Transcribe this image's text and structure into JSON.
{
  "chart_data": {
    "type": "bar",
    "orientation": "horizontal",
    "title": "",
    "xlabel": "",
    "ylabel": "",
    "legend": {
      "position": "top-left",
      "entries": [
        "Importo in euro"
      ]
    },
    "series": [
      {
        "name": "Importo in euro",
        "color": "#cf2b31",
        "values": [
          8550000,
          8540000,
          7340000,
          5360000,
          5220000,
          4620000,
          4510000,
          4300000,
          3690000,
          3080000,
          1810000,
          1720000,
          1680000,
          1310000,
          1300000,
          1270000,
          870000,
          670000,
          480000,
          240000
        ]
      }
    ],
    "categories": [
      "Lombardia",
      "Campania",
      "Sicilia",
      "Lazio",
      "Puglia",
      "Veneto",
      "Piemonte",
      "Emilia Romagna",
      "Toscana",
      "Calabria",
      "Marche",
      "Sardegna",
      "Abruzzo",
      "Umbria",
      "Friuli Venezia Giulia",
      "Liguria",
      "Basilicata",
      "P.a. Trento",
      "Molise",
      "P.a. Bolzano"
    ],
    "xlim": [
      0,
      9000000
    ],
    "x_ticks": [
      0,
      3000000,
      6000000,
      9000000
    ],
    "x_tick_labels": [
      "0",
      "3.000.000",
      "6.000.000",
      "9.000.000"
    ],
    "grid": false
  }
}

****************************************

• WHAT YOU NEED TO DO
Lines from the records above that hold "euro" are the ones to list.

• TASK ANSWER
        "Importo in euro"
        "name": "Importo in euro",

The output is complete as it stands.